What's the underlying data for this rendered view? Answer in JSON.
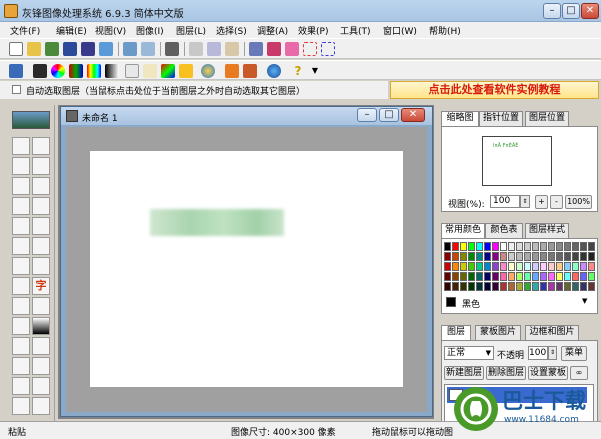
{
  "window": {
    "title": "灰锋图像处理系统 6.9.3 简体中文版"
  },
  "menu": [
    "文件(F)",
    "编辑(E)",
    "视图(V)",
    "图像(I)",
    "图层(L)",
    "选择(S)",
    "调整(A)",
    "效果(P)",
    "工具(T)",
    "窗口(W)",
    "帮助(H)"
  ],
  "options_bar": {
    "auto_select_label": "自动选取图层（当鼠标点击处位于当前图层之外时自动选取其它图层）"
  },
  "banner": {
    "text": "点击此处查看软件实例教程"
  },
  "document": {
    "title": "未命名 1"
  },
  "nav_panel": {
    "tabs": [
      "缩略图",
      "指针位置",
      "图层位置"
    ],
    "zoom_label": "视图(%):",
    "zoom_value": "100",
    "zoom_plus": "+",
    "zoom_minus": "-",
    "zoom_100": "100%",
    "thumb_text": "I¤Ä F¤ÈÄÈ"
  },
  "color_panel": {
    "tabs": [
      "常用颜色",
      "颜色表",
      "图层样式"
    ],
    "selected_color_name": "黑色",
    "selected_color": "#000000"
  },
  "layers_panel": {
    "tabs": [
      "图层",
      "蒙板图片",
      "边框和图片"
    ],
    "blend_mode": "正常",
    "opacity_label": "不透明",
    "opacity_value": "100",
    "menu_button": "菜单",
    "new_layer": "新建图层",
    "delete_layer": "删除图层",
    "set_mask": "设置蒙板"
  },
  "statusbar": {
    "left": "粘贴",
    "image_size": "图像尺寸: 400×300 像素",
    "hint": "拖动鼠标可以拖动图"
  },
  "watermark": {
    "brand": "巴士下载",
    "url": "www.11684.com"
  },
  "colors": {
    "accent_banner_text": "#d81a0a",
    "titlebar": "#bcd5ee"
  }
}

****************

### Exercise task
Output all the records, word for word, with no pictures in the copy.

### The reply
What's the underlying data for this rendered view? Answer in JSON.
{
  "window": {
    "title": "灰锋图像处理系统 6.9.3 简体中文版"
  },
  "menu": [
    "文件(F)",
    "编辑(E)",
    "视图(V)",
    "图像(I)",
    "图层(L)",
    "选择(S)",
    "调整(A)",
    "效果(P)",
    "工具(T)",
    "窗口(W)",
    "帮助(H)"
  ],
  "options_bar": {
    "auto_select_label": "自动选取图层（当鼠标点击处位于当前图层之外时自动选取其它图层）"
  },
  "banner": {
    "text": "点击此处查看软件实例教程"
  },
  "document": {
    "title": "未命名 1"
  },
  "nav_panel": {
    "tabs": [
      "缩略图",
      "指针位置",
      "图层位置"
    ],
    "zoom_label": "视图(%):",
    "zoom_value": "100",
    "zoom_plus": "+",
    "zoom_minus": "-",
    "zoom_100": "100%",
    "thumb_text": "I¤Ä F¤ÈÄÈ"
  },
  "color_panel": {
    "tabs": [
      "常用颜色",
      "颜色表",
      "图层样式"
    ],
    "selected_color_name": "黑色",
    "selected_color": "#000000"
  },
  "layers_panel": {
    "tabs": [
      "图层",
      "蒙板图片",
      "边框和图片"
    ],
    "blend_mode": "正常",
    "opacity_label": "不透明",
    "opacity_value": "100",
    "menu_button": "菜单",
    "new_layer": "新建图层",
    "delete_layer": "删除图层",
    "set_mask": "设置蒙板"
  },
  "statusbar": {
    "left": "粘贴",
    "image_size": "图像尺寸: 400×300 像素",
    "hint": "拖动鼠标可以拖动图"
  },
  "watermark": {
    "brand": "巴士下载",
    "url": "www.11684.com"
  },
  "colors": {
    "accent_banner_text": "#d81a0a",
    "titlebar": "#bcd5ee"
  }
}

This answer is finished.